======== GIVEN DATA
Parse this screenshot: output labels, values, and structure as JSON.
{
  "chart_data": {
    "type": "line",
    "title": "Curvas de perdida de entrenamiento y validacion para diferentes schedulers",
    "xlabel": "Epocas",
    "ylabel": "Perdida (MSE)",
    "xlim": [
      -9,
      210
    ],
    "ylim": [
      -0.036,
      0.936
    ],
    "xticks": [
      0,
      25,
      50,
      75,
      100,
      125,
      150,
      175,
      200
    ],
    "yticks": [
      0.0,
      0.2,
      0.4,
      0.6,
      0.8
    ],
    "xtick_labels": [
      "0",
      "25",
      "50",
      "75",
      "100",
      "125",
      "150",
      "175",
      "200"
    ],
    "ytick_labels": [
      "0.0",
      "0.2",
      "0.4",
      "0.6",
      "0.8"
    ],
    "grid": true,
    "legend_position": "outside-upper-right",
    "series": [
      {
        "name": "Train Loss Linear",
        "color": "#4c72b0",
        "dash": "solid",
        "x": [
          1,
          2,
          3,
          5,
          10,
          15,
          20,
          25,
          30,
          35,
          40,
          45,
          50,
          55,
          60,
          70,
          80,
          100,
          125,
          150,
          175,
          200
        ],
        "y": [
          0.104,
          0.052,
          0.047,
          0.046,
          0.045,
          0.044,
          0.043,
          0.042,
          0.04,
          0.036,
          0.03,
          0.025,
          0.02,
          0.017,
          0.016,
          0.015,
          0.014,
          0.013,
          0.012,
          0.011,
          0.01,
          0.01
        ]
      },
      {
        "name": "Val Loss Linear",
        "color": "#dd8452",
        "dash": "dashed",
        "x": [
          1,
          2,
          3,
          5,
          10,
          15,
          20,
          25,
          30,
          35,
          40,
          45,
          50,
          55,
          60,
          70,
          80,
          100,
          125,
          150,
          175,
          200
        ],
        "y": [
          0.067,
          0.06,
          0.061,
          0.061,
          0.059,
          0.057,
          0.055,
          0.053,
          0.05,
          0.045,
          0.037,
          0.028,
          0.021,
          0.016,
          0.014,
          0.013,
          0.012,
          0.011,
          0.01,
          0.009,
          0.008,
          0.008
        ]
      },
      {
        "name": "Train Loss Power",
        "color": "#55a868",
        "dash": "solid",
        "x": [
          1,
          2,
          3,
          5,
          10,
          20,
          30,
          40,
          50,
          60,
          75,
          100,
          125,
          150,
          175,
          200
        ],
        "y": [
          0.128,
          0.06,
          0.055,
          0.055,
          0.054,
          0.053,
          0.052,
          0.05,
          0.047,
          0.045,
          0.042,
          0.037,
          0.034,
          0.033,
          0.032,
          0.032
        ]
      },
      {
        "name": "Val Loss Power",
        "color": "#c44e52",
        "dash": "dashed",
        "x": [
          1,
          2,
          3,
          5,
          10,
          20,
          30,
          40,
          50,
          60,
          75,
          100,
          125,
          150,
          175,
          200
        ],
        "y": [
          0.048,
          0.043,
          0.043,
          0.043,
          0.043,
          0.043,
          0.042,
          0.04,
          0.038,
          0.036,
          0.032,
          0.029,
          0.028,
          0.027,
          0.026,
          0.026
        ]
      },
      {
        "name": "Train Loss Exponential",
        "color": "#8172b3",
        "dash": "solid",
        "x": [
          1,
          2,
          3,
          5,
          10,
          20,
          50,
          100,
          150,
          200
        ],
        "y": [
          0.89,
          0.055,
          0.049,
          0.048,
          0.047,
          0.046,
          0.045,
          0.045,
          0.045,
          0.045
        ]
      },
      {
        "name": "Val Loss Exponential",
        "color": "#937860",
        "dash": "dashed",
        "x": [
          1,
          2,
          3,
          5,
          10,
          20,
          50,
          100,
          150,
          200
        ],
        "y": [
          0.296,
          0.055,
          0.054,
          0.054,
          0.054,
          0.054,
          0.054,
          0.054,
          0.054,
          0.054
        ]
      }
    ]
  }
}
================
__TASK__.
Scan the records above for the string "Train", then report every line that contains it.

__CORRECT ANSWER__.
        "name": "Train Loss Linear",
        "name": "Train Loss Power",
        "name": "Train Loss Exponential",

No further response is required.